_AIM_
Transcribe each line of the material as it is, and drop any picture.
-- START DATA TO USE --
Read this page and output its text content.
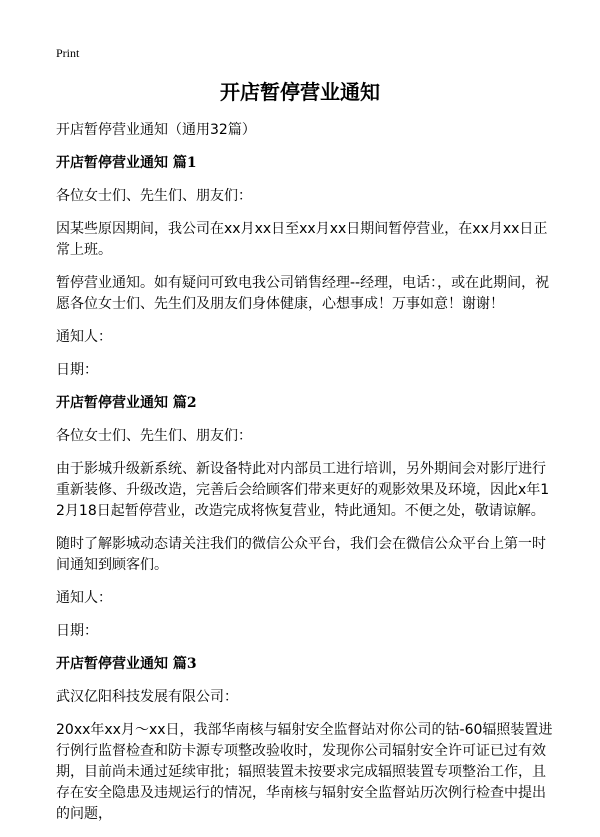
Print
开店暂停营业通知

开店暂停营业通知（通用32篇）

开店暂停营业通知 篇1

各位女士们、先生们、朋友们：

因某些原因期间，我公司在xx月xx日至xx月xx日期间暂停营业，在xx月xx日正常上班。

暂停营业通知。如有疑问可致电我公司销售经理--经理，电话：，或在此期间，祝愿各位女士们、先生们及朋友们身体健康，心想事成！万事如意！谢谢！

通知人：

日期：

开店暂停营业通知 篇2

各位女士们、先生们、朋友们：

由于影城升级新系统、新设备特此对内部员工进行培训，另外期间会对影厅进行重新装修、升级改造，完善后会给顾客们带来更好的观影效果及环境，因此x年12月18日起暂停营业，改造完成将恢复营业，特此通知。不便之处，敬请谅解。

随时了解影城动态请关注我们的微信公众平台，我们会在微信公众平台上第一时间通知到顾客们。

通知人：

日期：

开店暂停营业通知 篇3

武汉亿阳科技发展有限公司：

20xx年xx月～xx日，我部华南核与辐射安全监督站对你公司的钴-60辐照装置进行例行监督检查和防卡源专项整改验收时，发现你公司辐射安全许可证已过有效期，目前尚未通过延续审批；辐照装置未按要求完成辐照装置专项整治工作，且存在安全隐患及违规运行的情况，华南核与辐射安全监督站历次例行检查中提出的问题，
-- END DATA TO USE --
_RESPONSE FOR THIS EXERCISE_
Read this page and output its text content.
Print
开店暂停营业通知

开店暂停营业通知（通用32篇）

开店暂停营业通知 篇1

各位女士们、先生们、朋友们：

因某些原因期间，我公司在xx月xx日至xx月xx日期间暂停营业，在xx月xx日正常上班。

暂停营业通知。如有疑问可致电我公司销售经理--经理，电话：，或在此期间，祝愿各位女士们、先生们及朋友们身体健康，心想事成！万事如意！谢谢！

通知人：

日期：

开店暂停营业通知 篇2

各位女士们、先生们、朋友们：

由于影城升级新系统、新设备特此对内部员工进行培训，另外期间会对影厅进行重新装修、升级改造，完善后会给顾客们带来更好的观影效果及环境，因此x年12月18日起暂停营业，改造完成将恢复营业，特此通知。不便之处，敬请谅解。

随时了解影城动态请关注我们的微信公众平台，我们会在微信公众平台上第一时间通知到顾客们。

通知人：

日期：

开店暂停营业通知 篇3

武汉亿阳科技发展有限公司：

20xx年xx月～xx日，我部华南核与辐射安全监督站对你公司的钴-60辐照装置进行例行监督检查和防卡源专项整改验收时，发现你公司辐射安全许可证已过有效期，目前尚未通过延续审批；辐照装置未按要求完成辐照装置专项整治工作，且存在安全隐患及违规运行的情况，华南核与辐射安全监督站历次例行检查中提出的问题，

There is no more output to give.